Work to do: Output every entry exactly as written, but omit the pictures.

Data records:
»»
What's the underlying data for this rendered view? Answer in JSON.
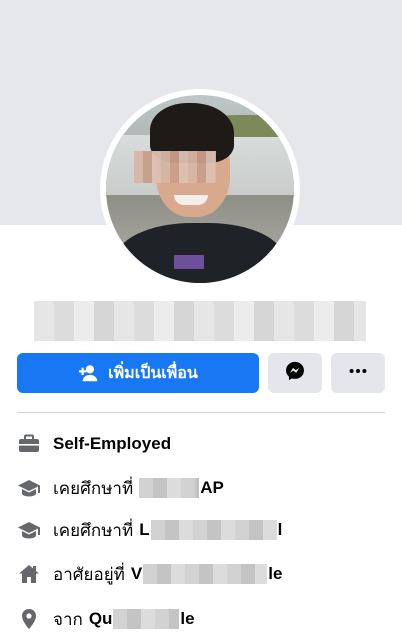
{
  "profile": {
    "add_friend_label": "เพิ่มเป็นเพื่อน"
  },
  "colors": {
    "primary": "#1877f2",
    "secondary_button": "#e4e6eb",
    "cover": "#e5e7eb"
  },
  "icons": {
    "add_friend": "person-plus-icon",
    "messenger": "messenger-icon",
    "more": "more-dots-icon",
    "work": "briefcase-icon",
    "education": "graduation-cap-icon",
    "home": "house-icon",
    "location": "location-pin-icon"
  },
  "intro": {
    "work": "Self-Employed",
    "education_1_prefix": "เคยศึกษาที่",
    "education_1_tail": "AP",
    "education_2_prefix": "เคยศึกษาที่",
    "education_2_head": "L",
    "education_2_tail": "l",
    "lives_prefix": "อาศัยอยู่ที่",
    "lives_head": "V",
    "lives_tail": "le",
    "from_prefix": "จาก",
    "from_head": "Qu",
    "from_tail": "le"
  }
}
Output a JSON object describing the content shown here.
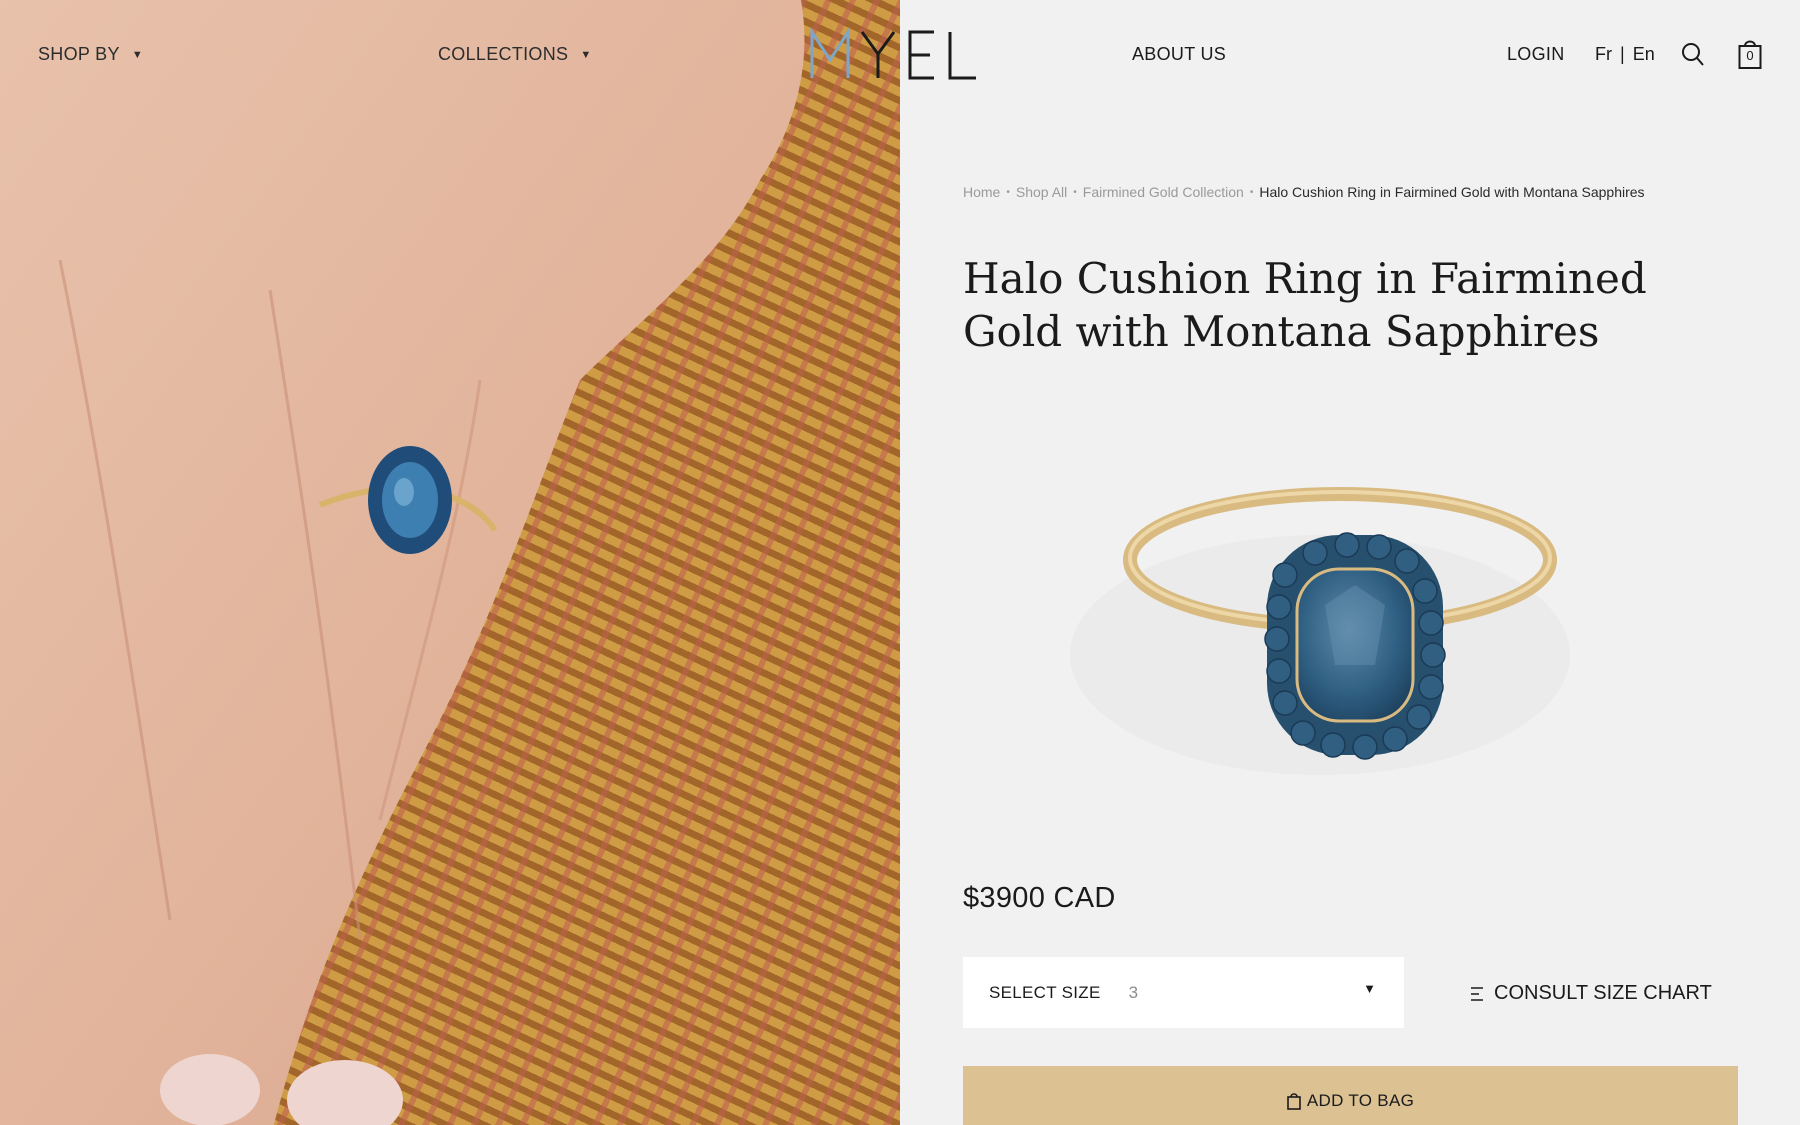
{
  "nav": {
    "shop_by": "SHOP BY",
    "collections": "COLLECTIONS",
    "logo": "MYEL",
    "about": "ABOUT US",
    "login": "LOGIN",
    "lang_fr": "Fr",
    "lang_sep": "|",
    "lang_en": "En",
    "bag_count": "0"
  },
  "breadcrumb": {
    "items": [
      "Home",
      "Shop All",
      "Fairmined Gold Collection"
    ],
    "current": "Halo Cushion Ring in Fairmined Gold with Montana Sapphires"
  },
  "product": {
    "title": "Halo Cushion Ring in Fairmined Gold with Montana Sapphires",
    "price": "$3900 CAD",
    "size_label": "SELECT SIZE",
    "size_value": "3",
    "size_chart": "CONSULT SIZE CHART",
    "add_to_bag": "ADD TO BAG"
  },
  "colors": {
    "accent": "#dcc193",
    "background": "#f1f1f1",
    "sapphire": "#2f5f82"
  }
}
««
Correct response:
What's the underlying data for this rendered view? Answer in JSON.
{
  "profile": {
    "add_friend_label": "เพิ่มเป็นเพื่อน"
  },
  "colors": {
    "primary": "#1877f2",
    "secondary_button": "#e4e6eb",
    "cover": "#e5e7eb"
  },
  "icons": {
    "add_friend": "person-plus-icon",
    "messenger": "messenger-icon",
    "more": "more-dots-icon",
    "work": "briefcase-icon",
    "education": "graduation-cap-icon",
    "home": "house-icon",
    "location": "location-pin-icon"
  },
  "intro": {
    "work": "Self-Employed",
    "education_1_prefix": "เคยศึกษาที่",
    "education_1_tail": "AP",
    "education_2_prefix": "เคยศึกษาที่",
    "education_2_head": "L",
    "education_2_tail": "l",
    "lives_prefix": "อาศัยอยู่ที่",
    "lives_head": "V",
    "lives_tail": "le",
    "from_prefix": "จาก",
    "from_head": "Qu",
    "from_tail": "le"
  }
}
Output a JSON object describing the content shown here.
{
  "nav": {
    "shop_by": "SHOP BY",
    "collections": "COLLECTIONS",
    "logo": "MYEL",
    "about": "ABOUT US",
    "login": "LOGIN",
    "lang_fr": "Fr",
    "lang_sep": "|",
    "lang_en": "En",
    "bag_count": "0"
  },
  "breadcrumb": {
    "items": [
      "Home",
      "Shop All",
      "Fairmined Gold Collection"
    ],
    "current": "Halo Cushion Ring in Fairmined Gold with Montana Sapphires"
  },
  "product": {
    "title": "Halo Cushion Ring in Fairmined Gold with Montana Sapphires",
    "price": "$3900 CAD",
    "size_label": "SELECT SIZE",
    "size_value": "3",
    "size_chart": "CONSULT SIZE CHART",
    "add_to_bag": "ADD TO BAG"
  },
  "colors": {
    "accent": "#dcc193",
    "background": "#f1f1f1",
    "sapphire": "#2f5f82"
  }
}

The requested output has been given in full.